- What you need to do
Look at the entries below and reproduce them exactly.

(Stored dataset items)
____________

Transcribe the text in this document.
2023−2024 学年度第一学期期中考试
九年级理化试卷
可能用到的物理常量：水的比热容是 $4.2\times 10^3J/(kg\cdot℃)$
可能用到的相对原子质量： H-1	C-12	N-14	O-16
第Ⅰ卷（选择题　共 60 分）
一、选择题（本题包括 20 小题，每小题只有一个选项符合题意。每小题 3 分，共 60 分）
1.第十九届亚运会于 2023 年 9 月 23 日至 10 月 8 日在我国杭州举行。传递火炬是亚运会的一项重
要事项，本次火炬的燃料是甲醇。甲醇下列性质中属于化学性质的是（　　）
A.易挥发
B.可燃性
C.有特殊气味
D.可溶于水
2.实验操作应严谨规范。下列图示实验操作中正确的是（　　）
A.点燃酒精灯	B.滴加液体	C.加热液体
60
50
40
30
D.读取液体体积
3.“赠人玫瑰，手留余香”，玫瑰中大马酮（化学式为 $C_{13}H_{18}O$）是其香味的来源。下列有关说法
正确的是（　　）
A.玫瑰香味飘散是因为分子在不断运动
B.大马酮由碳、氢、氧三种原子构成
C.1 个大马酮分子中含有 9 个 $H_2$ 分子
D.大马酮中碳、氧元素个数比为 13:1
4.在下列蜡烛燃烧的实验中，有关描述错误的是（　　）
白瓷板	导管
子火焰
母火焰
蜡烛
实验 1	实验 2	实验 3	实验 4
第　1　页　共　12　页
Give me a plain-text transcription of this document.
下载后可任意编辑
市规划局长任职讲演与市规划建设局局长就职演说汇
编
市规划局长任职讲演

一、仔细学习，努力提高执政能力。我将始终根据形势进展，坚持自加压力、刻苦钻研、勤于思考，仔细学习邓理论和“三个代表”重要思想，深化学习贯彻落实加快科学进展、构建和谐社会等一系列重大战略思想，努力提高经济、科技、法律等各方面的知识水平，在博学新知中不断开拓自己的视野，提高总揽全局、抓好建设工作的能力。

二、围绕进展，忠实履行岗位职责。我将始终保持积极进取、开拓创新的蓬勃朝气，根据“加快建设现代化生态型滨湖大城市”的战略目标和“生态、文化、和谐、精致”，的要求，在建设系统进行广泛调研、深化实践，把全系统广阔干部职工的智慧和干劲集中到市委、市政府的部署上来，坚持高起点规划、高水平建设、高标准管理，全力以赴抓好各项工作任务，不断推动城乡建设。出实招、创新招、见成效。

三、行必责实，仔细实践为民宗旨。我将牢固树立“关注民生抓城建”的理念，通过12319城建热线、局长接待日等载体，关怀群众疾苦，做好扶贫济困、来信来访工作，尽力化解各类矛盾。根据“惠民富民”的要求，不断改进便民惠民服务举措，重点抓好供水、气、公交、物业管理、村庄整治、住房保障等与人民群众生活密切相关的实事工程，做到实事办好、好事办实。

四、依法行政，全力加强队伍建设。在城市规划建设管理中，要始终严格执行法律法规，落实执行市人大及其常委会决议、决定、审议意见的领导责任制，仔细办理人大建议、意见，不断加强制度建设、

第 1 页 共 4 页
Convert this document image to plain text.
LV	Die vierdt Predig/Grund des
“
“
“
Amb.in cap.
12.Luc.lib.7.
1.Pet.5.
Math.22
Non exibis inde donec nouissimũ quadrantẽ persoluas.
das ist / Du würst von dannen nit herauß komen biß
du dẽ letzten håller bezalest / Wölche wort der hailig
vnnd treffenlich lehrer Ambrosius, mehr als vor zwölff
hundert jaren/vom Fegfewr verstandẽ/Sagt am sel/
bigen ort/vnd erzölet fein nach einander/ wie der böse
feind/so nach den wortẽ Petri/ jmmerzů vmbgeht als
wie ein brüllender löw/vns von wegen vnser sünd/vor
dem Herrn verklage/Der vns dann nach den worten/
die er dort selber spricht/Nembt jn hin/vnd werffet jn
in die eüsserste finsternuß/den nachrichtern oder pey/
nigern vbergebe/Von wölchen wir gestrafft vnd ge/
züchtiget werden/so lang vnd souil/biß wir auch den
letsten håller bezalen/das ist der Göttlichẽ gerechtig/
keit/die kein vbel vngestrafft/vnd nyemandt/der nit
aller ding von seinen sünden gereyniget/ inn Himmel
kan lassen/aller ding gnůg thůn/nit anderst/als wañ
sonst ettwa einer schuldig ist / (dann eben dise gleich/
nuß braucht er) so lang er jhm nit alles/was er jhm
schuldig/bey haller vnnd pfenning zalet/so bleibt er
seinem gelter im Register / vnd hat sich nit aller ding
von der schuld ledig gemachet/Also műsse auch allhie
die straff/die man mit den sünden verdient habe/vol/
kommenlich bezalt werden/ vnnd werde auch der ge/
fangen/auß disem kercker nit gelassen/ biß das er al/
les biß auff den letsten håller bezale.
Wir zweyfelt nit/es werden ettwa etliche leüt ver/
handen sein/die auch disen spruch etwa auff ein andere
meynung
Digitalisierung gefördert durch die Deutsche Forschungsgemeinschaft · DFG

____________

- Expected answer
Transcribe the text in this document.
2023−2024 学年度第一学期期中考试
九年级理化试卷
可能用到的物理常量：水的比热容是 $4.2\times 10^3J/(kg\cdot℃)$
可能用到的相对原子质量： H-1	C-12	N-14	O-16
第Ⅰ卷（选择题　共 60 分）
一、选择题（本题包括 20 小题，每小题只有一个选项符合题意。每小题 3 分，共 60 分）
1.第十九届亚运会于 2023 年 9 月 23 日至 10 月 8 日在我国杭州举行。传递火炬是亚运会的一项重
要事项，本次火炬的燃料是甲醇。甲醇下列性质中属于化学性质的是（　　）
A.易挥发
B.可燃性
C.有特殊气味
D.可溶于水
2.实验操作应严谨规范。下列图示实验操作中正确的是（　　）
A.点燃酒精灯	B.滴加液体	C.加热液体
60
50
40
30
D.读取液体体积
3.“赠人玫瑰，手留余香”，玫瑰中大马酮（化学式为 $C_{13}H_{18}O$）是其香味的来源。下列有关说法
正确的是（　　）
A.玫瑰香味飘散是因为分子在不断运动
B.大马酮由碳、氢、氧三种原子构成
C.1 个大马酮分子中含有 9 个 $H_2$ 分子
D.大马酮中碳、氧元素个数比为 13:1
4.在下列蜡烛燃烧的实验中，有关描述错误的是（　　）
白瓷板	导管
子火焰
母火焰
蜡烛
实验 1	实验 2	实验 3	实验 4
第　1　页　共　12　页
Give me a plain-text transcription of this document.
下载后可任意编辑
市规划局长任职讲演与市规划建设局局长就职演说汇
编
市规划局长任职讲演

一、仔细学习，努力提高执政能力。我将始终根据形势进展，坚持自加压力、刻苦钻研、勤于思考，仔细学习邓理论和“三个代表”重要思想，深化学习贯彻落实加快科学进展、构建和谐社会等一系列重大战略思想，努力提高经济、科技、法律等各方面的知识水平，在博学新知中不断开拓自己的视野，提高总揽全局、抓好建设工作的能力。

二、围绕进展，忠实履行岗位职责。我将始终保持积极进取、开拓创新的蓬勃朝气，根据“加快建设现代化生态型滨湖大城市”的战略目标和“生态、文化、和谐、精致”，的要求，在建设系统进行广泛调研、深化实践，把全系统广阔干部职工的智慧和干劲集中到市委、市政府的部署上来，坚持高起点规划、高水平建设、高标准管理，全力以赴抓好各项工作任务，不断推动城乡建设。出实招、创新招、见成效。

三、行必责实，仔细实践为民宗旨。我将牢固树立“关注民生抓城建”的理念，通过12319城建热线、局长接待日等载体，关怀群众疾苦，做好扶贫济困、来信来访工作，尽力化解各类矛盾。根据“惠民富民”的要求，不断改进便民惠民服务举措，重点抓好供水、气、公交、物业管理、村庄整治、住房保障等与人民群众生活密切相关的实事工程，做到实事办好、好事办实。

四、依法行政，全力加强队伍建设。在城市规划建设管理中，要始终严格执行法律法规，落实执行市人大及其常委会决议、决定、审议意见的领导责任制，仔细办理人大建议、意见，不断加强制度建设、

第 1 页 共 4 页
Convert this document image to plain text.
LV	Die vierdt Predig/Grund des
“
“
“
Amb.in cap.
12.Luc.lib.7.
1.Pet.5.
Math.22
Non exibis inde donec nouissimũ quadrantẽ persoluas.
das ist / Du würst von dannen nit herauß komen biß
du dẽ letzten håller bezalest / Wölche wort der hailig
vnnd treffenlich lehrer Ambrosius, mehr als vor zwölff
hundert jaren/vom Fegfewr verstandẽ/Sagt am sel/
bigen ort/vnd erzölet fein nach einander/ wie der böse
feind/so nach den wortẽ Petri/ jmmerzů vmbgeht als
wie ein brüllender löw/vns von wegen vnser sünd/vor
dem Herrn verklage/Der vns dann nach den worten/
die er dort selber spricht/Nembt jn hin/vnd werffet jn
in die eüsserste finsternuß/den nachrichtern oder pey/
nigern vbergebe/Von wölchen wir gestrafft vnd ge/
züchtiget werden/so lang vnd souil/biß wir auch den
letsten håller bezalen/das ist der Göttlichẽ gerechtig/
keit/die kein vbel vngestrafft/vnd nyemandt/der nit
aller ding von seinen sünden gereyniget/ inn Himmel
kan lassen/aller ding gnůg thůn/nit anderst/als wañ
sonst ettwa einer schuldig ist / (dann eben dise gleich/
nuß braucht er) so lang er jhm nit alles/was er jhm
schuldig/bey haller vnnd pfenning zalet/so bleibt er
seinem gelter im Register / vnd hat sich nit aller ding
von der schuld ledig gemachet/Also műsse auch allhie
die straff/die man mit den sünden verdient habe/vol/
kommenlich bezalt werden/ vnnd werde auch der ge/
fangen/auß disem kercker nit gelassen/ biß das er al/
les biß auff den letsten håller bezale.
Wir zweyfelt nit/es werden ettwa etliche leüt ver/
handen sein/die auch disen spruch etwa auff ein andere
meynung
Digitalisierung gefördert durch die Deutsche Forschungsgemeinschaft · DFG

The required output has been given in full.